AIM OF THE EXERCISE: Extract every line that contains the word "substances".

ITEMS:
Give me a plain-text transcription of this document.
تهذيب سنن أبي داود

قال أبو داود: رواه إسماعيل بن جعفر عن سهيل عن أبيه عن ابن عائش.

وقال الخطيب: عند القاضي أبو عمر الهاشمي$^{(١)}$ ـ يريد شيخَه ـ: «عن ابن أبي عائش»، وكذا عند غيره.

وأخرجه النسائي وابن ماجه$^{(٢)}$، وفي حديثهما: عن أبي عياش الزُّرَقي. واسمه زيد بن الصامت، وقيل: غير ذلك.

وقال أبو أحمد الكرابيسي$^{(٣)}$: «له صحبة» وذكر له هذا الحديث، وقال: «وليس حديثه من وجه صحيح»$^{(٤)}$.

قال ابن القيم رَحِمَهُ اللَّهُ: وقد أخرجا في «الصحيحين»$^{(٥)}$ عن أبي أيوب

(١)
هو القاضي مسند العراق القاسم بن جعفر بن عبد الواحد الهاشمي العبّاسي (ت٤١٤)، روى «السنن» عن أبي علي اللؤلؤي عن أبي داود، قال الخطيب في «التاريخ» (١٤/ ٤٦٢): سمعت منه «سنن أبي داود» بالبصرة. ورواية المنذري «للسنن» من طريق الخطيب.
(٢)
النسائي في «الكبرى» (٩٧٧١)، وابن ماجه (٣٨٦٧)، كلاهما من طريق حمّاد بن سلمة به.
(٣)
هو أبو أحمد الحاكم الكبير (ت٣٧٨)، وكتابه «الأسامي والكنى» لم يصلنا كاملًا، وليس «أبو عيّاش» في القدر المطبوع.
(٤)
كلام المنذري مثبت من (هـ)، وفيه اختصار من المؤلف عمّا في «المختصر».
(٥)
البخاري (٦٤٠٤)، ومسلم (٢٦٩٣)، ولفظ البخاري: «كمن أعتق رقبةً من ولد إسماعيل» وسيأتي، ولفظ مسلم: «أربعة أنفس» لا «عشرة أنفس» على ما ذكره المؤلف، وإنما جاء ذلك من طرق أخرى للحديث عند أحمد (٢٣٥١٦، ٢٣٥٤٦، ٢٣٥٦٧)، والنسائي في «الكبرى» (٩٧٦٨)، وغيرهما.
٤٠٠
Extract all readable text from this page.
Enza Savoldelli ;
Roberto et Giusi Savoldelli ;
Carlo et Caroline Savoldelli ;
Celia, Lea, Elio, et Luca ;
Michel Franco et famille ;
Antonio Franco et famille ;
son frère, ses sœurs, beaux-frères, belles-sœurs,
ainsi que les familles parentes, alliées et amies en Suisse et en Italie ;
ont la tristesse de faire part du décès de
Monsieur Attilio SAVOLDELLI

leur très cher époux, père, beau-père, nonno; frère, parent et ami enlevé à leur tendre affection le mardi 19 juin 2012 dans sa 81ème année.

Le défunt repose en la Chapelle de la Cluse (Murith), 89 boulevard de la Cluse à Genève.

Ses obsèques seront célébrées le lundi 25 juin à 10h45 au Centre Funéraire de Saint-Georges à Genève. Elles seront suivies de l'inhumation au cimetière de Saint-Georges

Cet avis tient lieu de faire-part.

--

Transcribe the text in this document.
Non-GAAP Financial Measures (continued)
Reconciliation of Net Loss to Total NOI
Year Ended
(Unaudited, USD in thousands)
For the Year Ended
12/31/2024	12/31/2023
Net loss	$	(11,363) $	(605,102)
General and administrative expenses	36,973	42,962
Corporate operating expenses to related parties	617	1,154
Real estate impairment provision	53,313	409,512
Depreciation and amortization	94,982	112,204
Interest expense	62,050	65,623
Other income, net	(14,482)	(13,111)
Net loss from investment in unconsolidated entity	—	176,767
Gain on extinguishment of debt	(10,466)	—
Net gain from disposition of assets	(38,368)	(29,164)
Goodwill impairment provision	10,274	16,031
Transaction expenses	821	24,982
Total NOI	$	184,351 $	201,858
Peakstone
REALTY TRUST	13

...

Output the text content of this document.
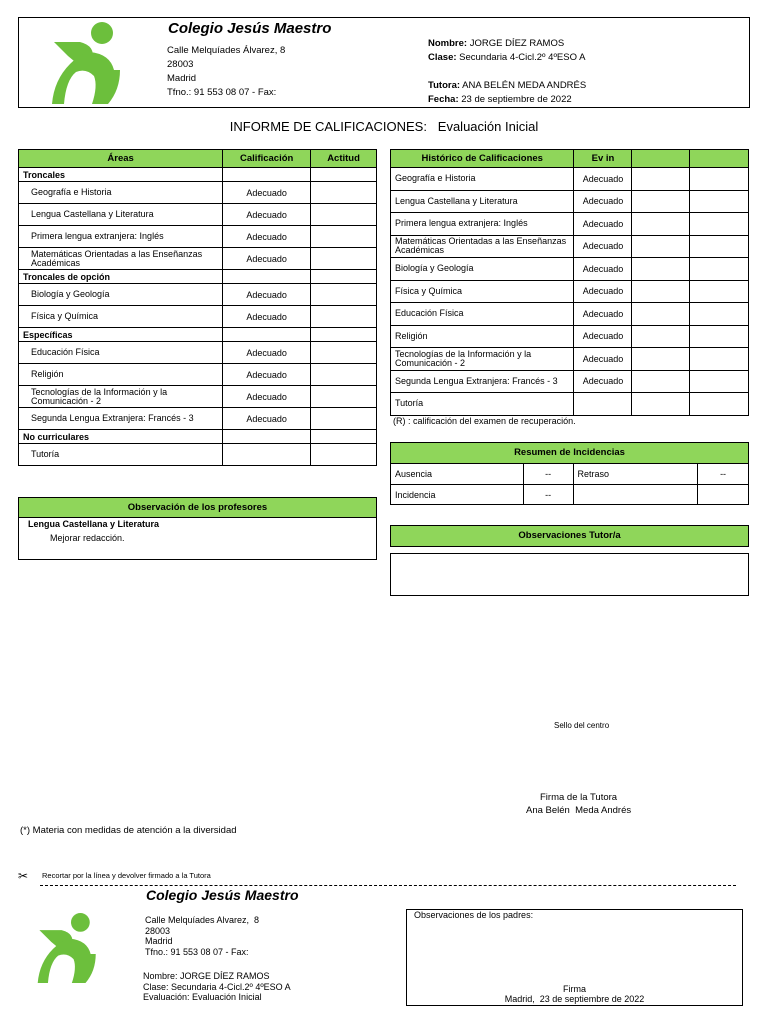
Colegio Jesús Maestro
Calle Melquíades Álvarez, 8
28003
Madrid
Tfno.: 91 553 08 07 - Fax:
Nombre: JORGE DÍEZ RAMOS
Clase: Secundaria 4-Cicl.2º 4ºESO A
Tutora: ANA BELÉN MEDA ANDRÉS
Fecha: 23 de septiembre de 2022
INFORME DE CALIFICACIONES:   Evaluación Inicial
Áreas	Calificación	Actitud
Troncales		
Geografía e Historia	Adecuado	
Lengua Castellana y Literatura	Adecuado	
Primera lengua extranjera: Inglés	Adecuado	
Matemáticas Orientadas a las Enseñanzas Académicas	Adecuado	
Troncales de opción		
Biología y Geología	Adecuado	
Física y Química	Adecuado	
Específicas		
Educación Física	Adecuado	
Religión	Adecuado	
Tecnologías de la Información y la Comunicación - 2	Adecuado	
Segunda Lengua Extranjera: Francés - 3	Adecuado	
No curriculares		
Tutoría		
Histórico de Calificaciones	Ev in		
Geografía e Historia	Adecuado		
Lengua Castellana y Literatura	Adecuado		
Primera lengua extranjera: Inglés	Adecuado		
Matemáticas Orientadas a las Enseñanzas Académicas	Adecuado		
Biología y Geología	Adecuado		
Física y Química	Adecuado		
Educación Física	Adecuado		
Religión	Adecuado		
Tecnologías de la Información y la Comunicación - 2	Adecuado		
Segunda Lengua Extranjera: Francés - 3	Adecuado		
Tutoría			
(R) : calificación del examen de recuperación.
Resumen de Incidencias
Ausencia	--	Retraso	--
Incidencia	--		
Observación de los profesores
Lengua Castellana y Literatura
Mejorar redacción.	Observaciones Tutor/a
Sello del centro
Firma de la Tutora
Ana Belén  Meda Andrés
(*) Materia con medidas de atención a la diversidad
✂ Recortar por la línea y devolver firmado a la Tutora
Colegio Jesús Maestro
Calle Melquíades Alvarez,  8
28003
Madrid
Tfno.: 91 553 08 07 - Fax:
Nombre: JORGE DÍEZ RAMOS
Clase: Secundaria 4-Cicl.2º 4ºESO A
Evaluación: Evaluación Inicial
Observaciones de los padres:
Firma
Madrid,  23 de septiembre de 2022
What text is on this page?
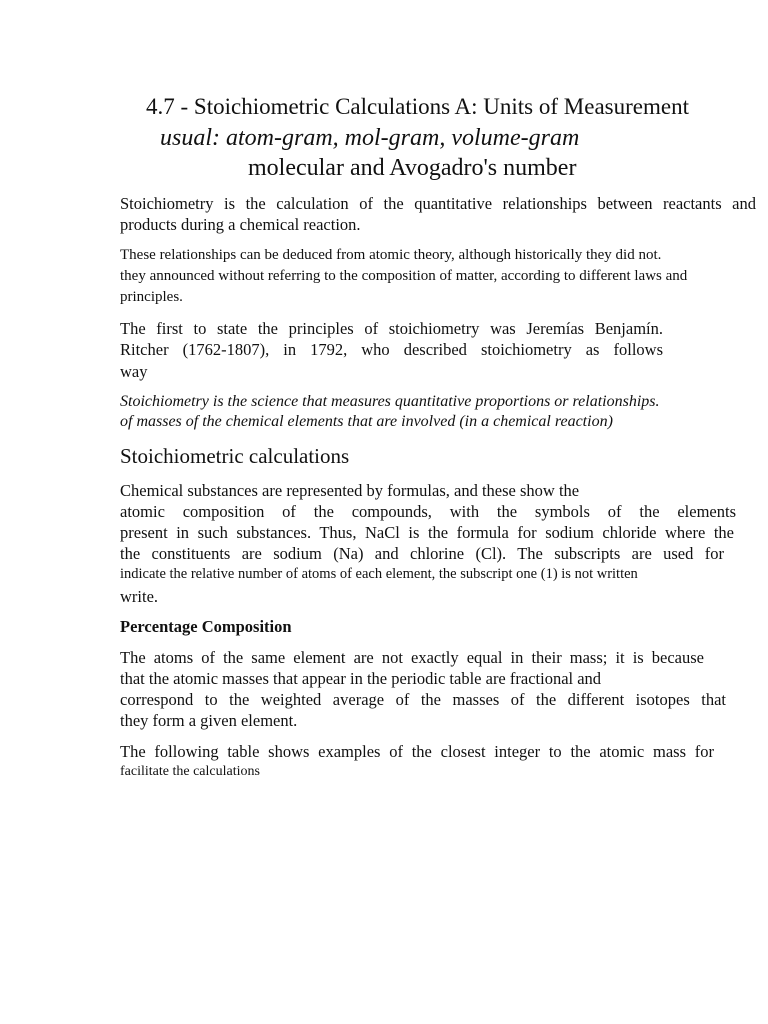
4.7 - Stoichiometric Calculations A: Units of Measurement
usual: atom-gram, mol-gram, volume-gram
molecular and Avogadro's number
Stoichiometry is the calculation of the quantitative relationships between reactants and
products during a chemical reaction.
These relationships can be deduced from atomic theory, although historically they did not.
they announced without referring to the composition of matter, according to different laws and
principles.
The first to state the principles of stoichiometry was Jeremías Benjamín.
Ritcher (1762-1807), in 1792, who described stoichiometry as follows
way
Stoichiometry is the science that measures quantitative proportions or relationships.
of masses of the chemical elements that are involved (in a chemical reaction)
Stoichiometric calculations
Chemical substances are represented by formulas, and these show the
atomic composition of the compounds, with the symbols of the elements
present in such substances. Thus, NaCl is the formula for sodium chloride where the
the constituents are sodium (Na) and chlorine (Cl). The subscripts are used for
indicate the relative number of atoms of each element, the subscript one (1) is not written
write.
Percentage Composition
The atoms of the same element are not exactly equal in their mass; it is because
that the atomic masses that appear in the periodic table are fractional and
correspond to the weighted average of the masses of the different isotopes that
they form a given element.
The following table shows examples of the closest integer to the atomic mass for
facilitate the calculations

SOLUTION FOR THIS TASK:
Chemical substances are represented by formulas, and these show the
present in such substances. Thus, NaCl is the formula for sodium chloride where the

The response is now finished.